▸ **What you will do**:
Scan the data below and pick out the lines containing the word "Population".

▸ **Exercise input**:
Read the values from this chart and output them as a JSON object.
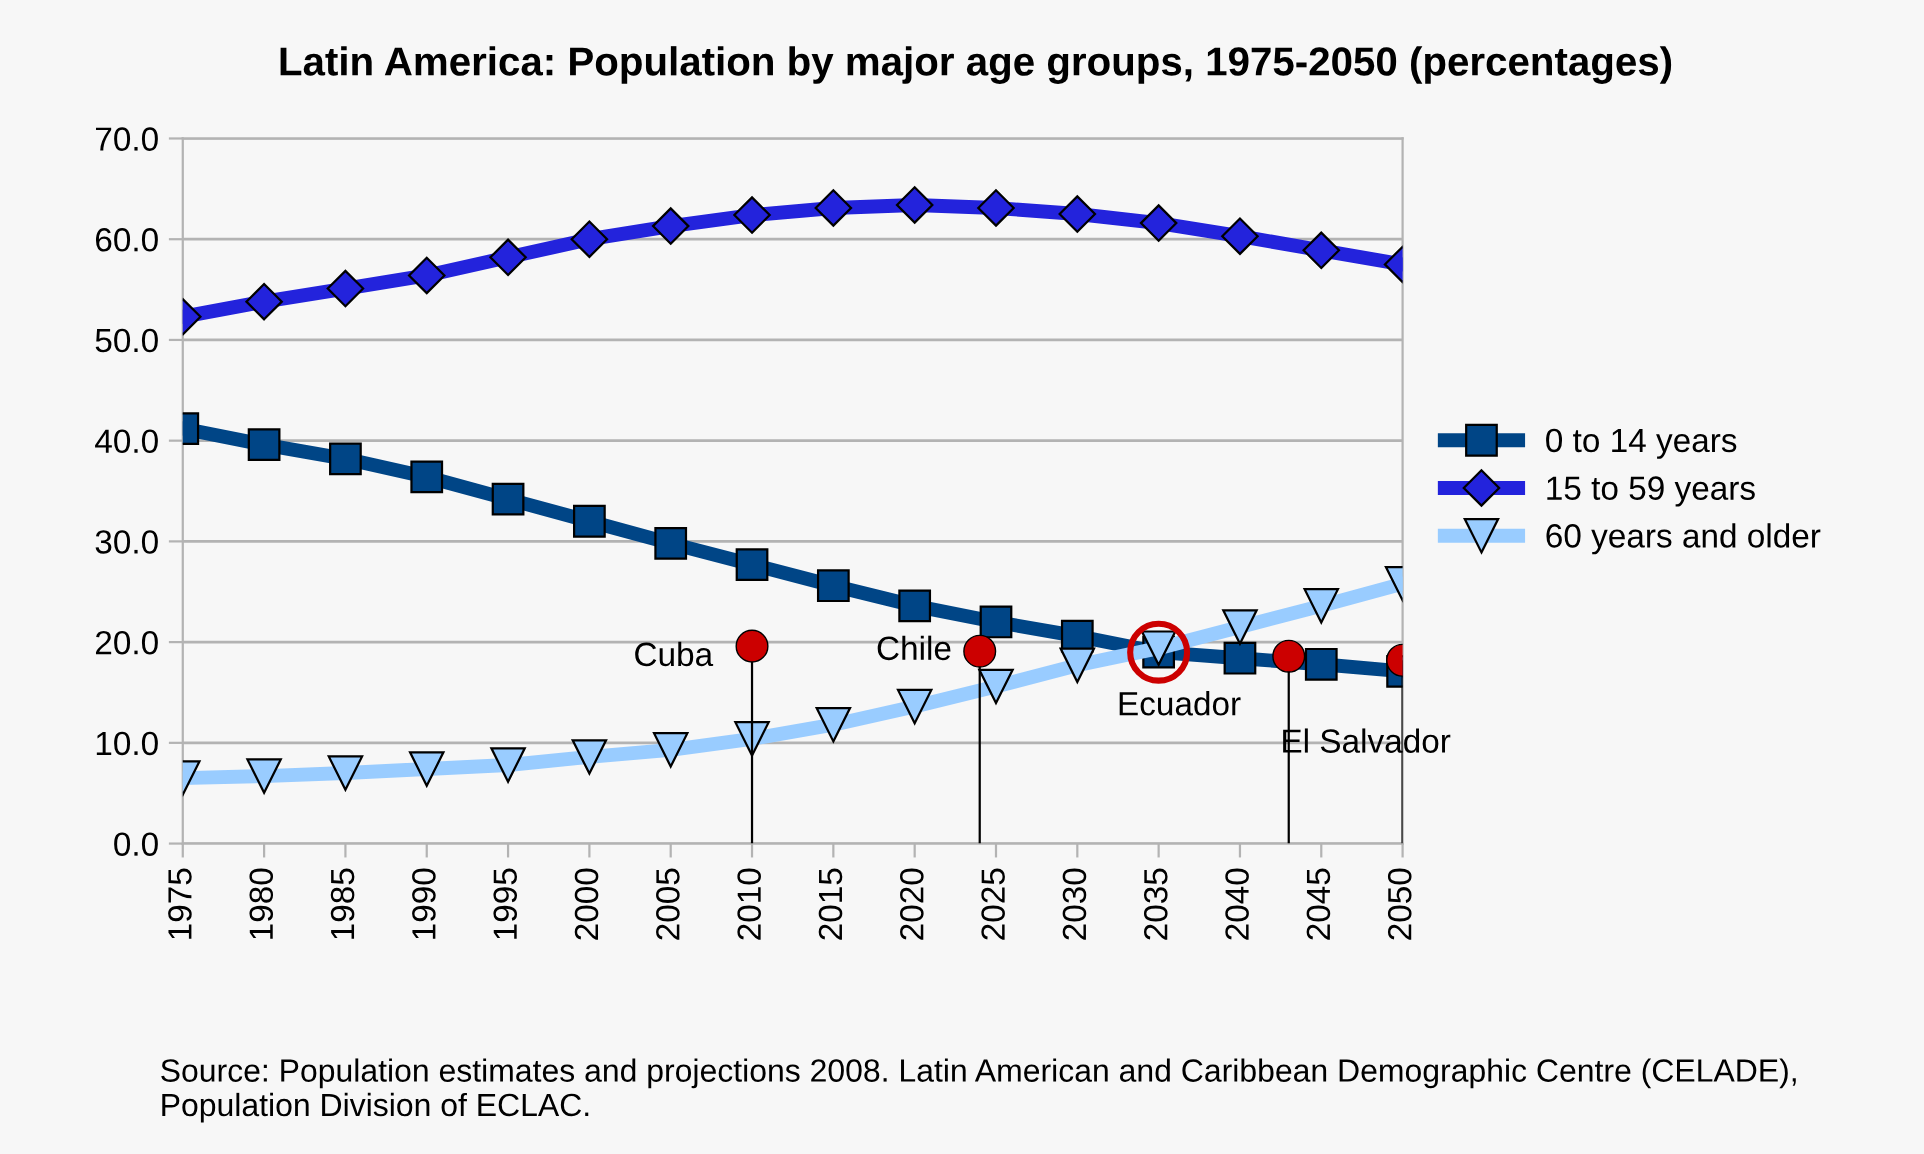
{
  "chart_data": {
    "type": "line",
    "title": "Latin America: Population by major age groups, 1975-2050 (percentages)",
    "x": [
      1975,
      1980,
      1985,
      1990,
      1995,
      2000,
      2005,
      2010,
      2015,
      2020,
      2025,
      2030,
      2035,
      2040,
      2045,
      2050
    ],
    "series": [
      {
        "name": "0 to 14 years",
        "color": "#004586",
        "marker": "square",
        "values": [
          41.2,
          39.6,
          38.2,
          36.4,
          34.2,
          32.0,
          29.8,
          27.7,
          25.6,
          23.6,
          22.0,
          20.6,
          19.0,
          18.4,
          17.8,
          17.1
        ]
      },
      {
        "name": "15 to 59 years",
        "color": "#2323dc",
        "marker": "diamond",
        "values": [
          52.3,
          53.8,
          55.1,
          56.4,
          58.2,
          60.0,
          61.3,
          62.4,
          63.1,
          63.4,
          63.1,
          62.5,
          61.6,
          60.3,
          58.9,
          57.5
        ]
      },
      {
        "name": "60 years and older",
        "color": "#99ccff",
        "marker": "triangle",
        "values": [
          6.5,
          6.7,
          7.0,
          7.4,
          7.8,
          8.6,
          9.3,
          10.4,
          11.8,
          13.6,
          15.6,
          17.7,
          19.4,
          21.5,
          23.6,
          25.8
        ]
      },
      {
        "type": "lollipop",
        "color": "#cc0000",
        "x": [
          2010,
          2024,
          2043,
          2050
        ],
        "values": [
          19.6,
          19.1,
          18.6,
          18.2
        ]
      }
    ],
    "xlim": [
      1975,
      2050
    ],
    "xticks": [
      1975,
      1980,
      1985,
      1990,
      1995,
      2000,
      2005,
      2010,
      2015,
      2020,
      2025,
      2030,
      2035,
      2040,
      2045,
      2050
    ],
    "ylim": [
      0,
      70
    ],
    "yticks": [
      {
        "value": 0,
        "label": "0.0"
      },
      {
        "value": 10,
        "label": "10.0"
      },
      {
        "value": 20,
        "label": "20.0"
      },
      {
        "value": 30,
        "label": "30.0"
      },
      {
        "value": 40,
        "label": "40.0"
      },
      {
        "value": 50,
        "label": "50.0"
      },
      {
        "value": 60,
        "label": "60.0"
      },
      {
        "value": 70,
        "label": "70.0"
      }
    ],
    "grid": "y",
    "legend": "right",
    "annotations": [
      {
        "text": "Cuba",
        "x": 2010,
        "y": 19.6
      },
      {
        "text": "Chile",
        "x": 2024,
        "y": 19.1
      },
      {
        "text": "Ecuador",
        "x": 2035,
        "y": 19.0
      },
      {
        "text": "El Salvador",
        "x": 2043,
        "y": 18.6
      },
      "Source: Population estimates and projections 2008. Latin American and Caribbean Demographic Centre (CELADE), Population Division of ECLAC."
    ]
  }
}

▸ **The completed task**:
    "title": "Latin America: Population by major age groups, 1975-2050 (percentages)",
      "Source: Population estimates and projections 2008. Latin American and Caribbean Demographic Centre (CELADE), Population Division of ECLAC."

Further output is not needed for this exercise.